** Goal **
Retype the records that come next, word for word.

[start]

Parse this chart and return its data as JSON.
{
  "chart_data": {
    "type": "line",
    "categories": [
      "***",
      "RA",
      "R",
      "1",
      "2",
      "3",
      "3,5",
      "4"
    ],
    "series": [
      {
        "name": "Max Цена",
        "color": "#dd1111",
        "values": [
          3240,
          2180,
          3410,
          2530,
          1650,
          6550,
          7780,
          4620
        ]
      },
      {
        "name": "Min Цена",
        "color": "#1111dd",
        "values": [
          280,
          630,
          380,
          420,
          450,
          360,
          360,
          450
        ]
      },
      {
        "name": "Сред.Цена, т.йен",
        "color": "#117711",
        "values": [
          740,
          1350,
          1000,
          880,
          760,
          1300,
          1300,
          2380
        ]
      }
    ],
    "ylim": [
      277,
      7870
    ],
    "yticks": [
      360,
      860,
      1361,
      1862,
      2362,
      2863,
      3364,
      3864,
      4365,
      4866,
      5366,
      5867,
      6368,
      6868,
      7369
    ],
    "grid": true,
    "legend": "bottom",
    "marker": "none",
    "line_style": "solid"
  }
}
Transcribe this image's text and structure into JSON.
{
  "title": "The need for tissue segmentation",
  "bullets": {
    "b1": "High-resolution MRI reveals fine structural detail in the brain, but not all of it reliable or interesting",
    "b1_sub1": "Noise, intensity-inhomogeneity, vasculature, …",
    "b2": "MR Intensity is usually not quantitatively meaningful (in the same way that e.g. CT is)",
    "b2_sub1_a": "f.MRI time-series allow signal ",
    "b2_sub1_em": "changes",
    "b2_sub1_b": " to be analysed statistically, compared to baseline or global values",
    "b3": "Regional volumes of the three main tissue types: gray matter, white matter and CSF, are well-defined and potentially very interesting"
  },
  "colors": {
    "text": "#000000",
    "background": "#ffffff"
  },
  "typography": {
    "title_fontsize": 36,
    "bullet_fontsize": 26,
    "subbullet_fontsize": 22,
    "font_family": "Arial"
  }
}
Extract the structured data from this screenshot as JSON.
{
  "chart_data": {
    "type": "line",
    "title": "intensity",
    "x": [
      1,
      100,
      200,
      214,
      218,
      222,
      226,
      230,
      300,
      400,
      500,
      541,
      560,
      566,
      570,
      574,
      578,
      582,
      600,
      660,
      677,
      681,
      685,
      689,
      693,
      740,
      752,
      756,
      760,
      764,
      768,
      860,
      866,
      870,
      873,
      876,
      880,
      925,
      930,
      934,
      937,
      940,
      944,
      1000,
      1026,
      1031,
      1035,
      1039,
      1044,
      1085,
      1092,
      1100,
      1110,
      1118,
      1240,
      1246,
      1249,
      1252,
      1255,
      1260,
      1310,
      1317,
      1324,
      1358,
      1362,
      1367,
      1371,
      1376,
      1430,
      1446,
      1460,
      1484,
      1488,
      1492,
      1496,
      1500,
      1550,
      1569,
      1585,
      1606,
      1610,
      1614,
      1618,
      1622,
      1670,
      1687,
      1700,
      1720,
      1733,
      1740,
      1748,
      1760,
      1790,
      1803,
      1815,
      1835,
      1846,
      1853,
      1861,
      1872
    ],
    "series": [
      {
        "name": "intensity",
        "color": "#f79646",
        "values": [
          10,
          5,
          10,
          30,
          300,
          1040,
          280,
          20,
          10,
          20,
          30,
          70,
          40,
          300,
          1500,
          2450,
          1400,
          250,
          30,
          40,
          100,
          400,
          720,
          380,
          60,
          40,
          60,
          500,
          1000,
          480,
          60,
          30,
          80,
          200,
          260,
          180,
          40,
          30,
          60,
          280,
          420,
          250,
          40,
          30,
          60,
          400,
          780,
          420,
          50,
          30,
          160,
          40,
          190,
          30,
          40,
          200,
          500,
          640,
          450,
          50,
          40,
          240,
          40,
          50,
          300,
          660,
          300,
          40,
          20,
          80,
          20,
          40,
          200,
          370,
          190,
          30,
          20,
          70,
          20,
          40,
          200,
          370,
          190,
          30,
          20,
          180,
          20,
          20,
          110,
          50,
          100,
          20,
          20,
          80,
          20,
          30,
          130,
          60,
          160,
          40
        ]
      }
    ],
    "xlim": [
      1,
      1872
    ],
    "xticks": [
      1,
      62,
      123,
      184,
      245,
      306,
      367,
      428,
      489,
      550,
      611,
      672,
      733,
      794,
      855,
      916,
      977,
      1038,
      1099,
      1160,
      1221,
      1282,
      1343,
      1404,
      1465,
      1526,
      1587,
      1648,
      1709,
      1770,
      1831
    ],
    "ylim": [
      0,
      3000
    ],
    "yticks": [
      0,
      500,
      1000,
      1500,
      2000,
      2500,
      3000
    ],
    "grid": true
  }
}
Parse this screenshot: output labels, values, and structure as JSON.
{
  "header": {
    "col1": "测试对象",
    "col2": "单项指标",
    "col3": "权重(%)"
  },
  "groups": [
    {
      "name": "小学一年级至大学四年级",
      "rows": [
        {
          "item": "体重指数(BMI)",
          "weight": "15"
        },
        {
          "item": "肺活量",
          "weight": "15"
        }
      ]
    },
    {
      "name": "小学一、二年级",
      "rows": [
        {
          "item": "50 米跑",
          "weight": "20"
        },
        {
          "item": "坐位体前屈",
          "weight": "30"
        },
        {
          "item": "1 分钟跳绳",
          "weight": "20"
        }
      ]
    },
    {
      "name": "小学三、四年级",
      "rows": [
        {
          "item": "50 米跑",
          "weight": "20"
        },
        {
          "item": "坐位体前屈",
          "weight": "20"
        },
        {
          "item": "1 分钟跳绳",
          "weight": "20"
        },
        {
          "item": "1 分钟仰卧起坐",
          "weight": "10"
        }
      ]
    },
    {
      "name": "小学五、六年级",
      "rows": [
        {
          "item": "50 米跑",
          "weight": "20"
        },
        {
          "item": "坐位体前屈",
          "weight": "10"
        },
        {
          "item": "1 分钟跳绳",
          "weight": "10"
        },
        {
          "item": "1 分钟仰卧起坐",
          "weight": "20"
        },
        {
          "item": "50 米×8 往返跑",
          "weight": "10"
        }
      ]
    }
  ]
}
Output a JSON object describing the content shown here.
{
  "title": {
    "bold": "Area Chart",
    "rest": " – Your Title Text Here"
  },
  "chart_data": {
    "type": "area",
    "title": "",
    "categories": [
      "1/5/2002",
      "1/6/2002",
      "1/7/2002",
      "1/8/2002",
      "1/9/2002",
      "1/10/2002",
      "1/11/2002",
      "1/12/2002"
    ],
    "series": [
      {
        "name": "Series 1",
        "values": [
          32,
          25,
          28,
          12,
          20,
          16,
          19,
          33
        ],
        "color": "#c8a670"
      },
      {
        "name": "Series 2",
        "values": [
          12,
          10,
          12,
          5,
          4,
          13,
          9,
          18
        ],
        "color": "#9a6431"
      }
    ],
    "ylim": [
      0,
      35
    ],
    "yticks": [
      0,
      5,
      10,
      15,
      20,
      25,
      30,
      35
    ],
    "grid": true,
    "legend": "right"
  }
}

[end]

** Answer to the problem **
Parse this chart and return its data as JSON.
{
  "chart_data": {
    "type": "line",
    "categories": [
      "***",
      "RA",
      "R",
      "1",
      "2",
      "3",
      "3,5",
      "4"
    ],
    "series": [
      {
        "name": "Max Цена",
        "color": "#dd1111",
        "values": [
          3240,
          2180,
          3410,
          2530,
          1650,
          6550,
          7780,
          4620
        ]
      },
      {
        "name": "Min Цена",
        "color": "#1111dd",
        "values": [
          280,
          630,
          380,
          420,
          450,
          360,
          360,
          450
        ]
      },
      {
        "name": "Сред.Цена, т.йен",
        "color": "#117711",
        "values": [
          740,
          1350,
          1000,
          880,
          760,
          1300,
          1300,
          2380
        ]
      }
    ],
    "ylim": [
      277,
      7870
    ],
    "yticks": [
      360,
      860,
      1361,
      1862,
      2362,
      2863,
      3364,
      3864,
      4365,
      4866,
      5366,
      5867,
      6368,
      6868,
      7369
    ],
    "grid": true,
    "legend": "bottom",
    "marker": "none",
    "line_style": "solid"
  }
}
Transcribe this image's text and structure into JSON.
{
  "title": "The need for tissue segmentation",
  "bullets": {
    "b1": "High-resolution MRI reveals fine structural detail in the brain, but not all of it reliable or interesting",
    "b1_sub1": "Noise, intensity-inhomogeneity, vasculature, …",
    "b2": "MR Intensity is usually not quantitatively meaningful (in the same way that e.g. CT is)",
    "b2_sub1_a": "f.MRI time-series allow signal ",
    "b2_sub1_em": "changes",
    "b2_sub1_b": " to be analysed statistically, compared to baseline or global values",
    "b3": "Regional volumes of the three main tissue types: gray matter, white matter and CSF, are well-defined and potentially very interesting"
  },
  "colors": {
    "text": "#000000",
    "background": "#ffffff"
  },
  "typography": {
    "title_fontsize": 36,
    "bullet_fontsize": 26,
    "subbullet_fontsize": 22,
    "font_family": "Arial"
  }
}
Extract the structured data from this screenshot as JSON.
{
  "chart_data": {
    "type": "line",
    "title": "intensity",
    "x": [
      1,
      100,
      200,
      214,
      218,
      222,
      226,
      230,
      300,
      400,
      500,
      541,
      560,
      566,
      570,
      574,
      578,
      582,
      600,
      660,
      677,
      681,
      685,
      689,
      693,
      740,
      752,
      756,
      760,
      764,
      768,
      860,
      866,
      870,
      873,
      876,
      880,
      925,
      930,
      934,
      937,
      940,
      944,
      1000,
      1026,
      1031,
      1035,
      1039,
      1044,
      1085,
      1092,
      1100,
      1110,
      1118,
      1240,
      1246,
      1249,
      1252,
      1255,
      1260,
      1310,
      1317,
      1324,
      1358,
      1362,
      1367,
      1371,
      1376,
      1430,
      1446,
      1460,
      1484,
      1488,
      1492,
      1496,
      1500,
      1550,
      1569,
      1585,
      1606,
      1610,
      1614,
      1618,
      1622,
      1670,
      1687,
      1700,
      1720,
      1733,
      1740,
      1748,
      1760,
      1790,
      1803,
      1815,
      1835,
      1846,
      1853,
      1861,
      1872
    ],
    "series": [
      {
        "name": "intensity",
        "color": "#f79646",
        "values": [
          10,
          5,
          10,
          30,
          300,
          1040,
          280,
          20,
          10,
          20,
          30,
          70,
          40,
          300,
          1500,
          2450,
          1400,
          250,
          30,
          40,
          100,
          400,
          720,
          380,
          60,
          40,
          60,
          500,
          1000,
          480,
          60,
          30,
          80,
          200,
          260,
          180,
          40,
          30,
          60,
          280,
          420,
          250,
          40,
          30,
          60,
          400,
          780,
          420,
          50,
          30,
          160,
          40,
          190,
          30,
          40,
          200,
          500,
          640,
          450,
          50,
          40,
          240,
          40,
          50,
          300,
          660,
          300,
          40,
          20,
          80,
          20,
          40,
          200,
          370,
          190,
          30,
          20,
          70,
          20,
          40,
          200,
          370,
          190,
          30,
          20,
          180,
          20,
          20,
          110,
          50,
          100,
          20,
          20,
          80,
          20,
          30,
          130,
          60,
          160,
          40
        ]
      }
    ],
    "xlim": [
      1,
      1872
    ],
    "xticks": [
      1,
      62,
      123,
      184,
      245,
      306,
      367,
      428,
      489,
      550,
      611,
      672,
      733,
      794,
      855,
      916,
      977,
      1038,
      1099,
      1160,
      1221,
      1282,
      1343,
      1404,
      1465,
      1526,
      1587,
      1648,
      1709,
      1770,
      1831
    ],
    "ylim": [
      0,
      3000
    ],
    "yticks": [
      0,
      500,
      1000,
      1500,
      2000,
      2500,
      3000
    ],
    "grid": true
  }
}
Parse this screenshot: output labels, values, and structure as JSON.
{
  "header": {
    "col1": "测试对象",
    "col2": "单项指标",
    "col3": "权重(%)"
  },
  "groups": [
    {
      "name": "小学一年级至大学四年级",
      "rows": [
        {
          "item": "体重指数(BMI)",
          "weight": "15"
        },
        {
          "item": "肺活量",
          "weight": "15"
        }
      ]
    },
    {
      "name": "小学一、二年级",
      "rows": [
        {
          "item": "50 米跑",
          "weight": "20"
        },
        {
          "item": "坐位体前屈",
          "weight": "30"
        },
        {
          "item": "1 分钟跳绳",
          "weight": "20"
        }
      ]
    },
    {
      "name": "小学三、四年级",
      "rows": [
        {
          "item": "50 米跑",
          "weight": "20"
        },
        {
          "item": "坐位体前屈",
          "weight": "20"
        },
        {
          "item": "1 分钟跳绳",
          "weight": "20"
        },
        {
          "item": "1 分钟仰卧起坐",
          "weight": "10"
        }
      ]
    },
    {
      "name": "小学五、六年级",
      "rows": [
        {
          "item": "50 米跑",
          "weight": "20"
        },
        {
          "item": "坐位体前屈",
          "weight": "10"
        },
        {
          "item": "1 分钟跳绳",
          "weight": "10"
        },
        {
          "item": "1 分钟仰卧起坐",
          "weight": "20"
        },
        {
          "item": "50 米×8 往返跑",
          "weight": "10"
        }
      ]
    }
  ]
}
Output a JSON object describing the content shown here.
{
  "title": {
    "bold": "Area Chart",
    "rest": " – Your Title Text Here"
  },
  "chart_data": {
    "type": "area",
    "title": "",
    "categories": [
      "1/5/2002",
      "1/6/2002",
      "1/7/2002",
      "1/8/2002",
      "1/9/2002",
      "1/10/2002",
      "1/11/2002",
      "1/12/2002"
    ],
    "series": [
      {
        "name": "Series 1",
        "values": [
          32,
          25,
          28,
          12,
          20,
          16,
          19,
          33
        ],
        "color": "#c8a670"
      },
      {
        "name": "Series 2",
        "values": [
          12,
          10,
          12,
          5,
          4,
          13,
          9,
          18
        ],
        "color": "#9a6431"
      }
    ],
    "ylim": [
      0,
      35
    ],
    "yticks": [
      0,
      5,
      10,
      15,
      20,
      25,
      30,
      35
    ],
    "grid": true,
    "legend": "right"
  }
}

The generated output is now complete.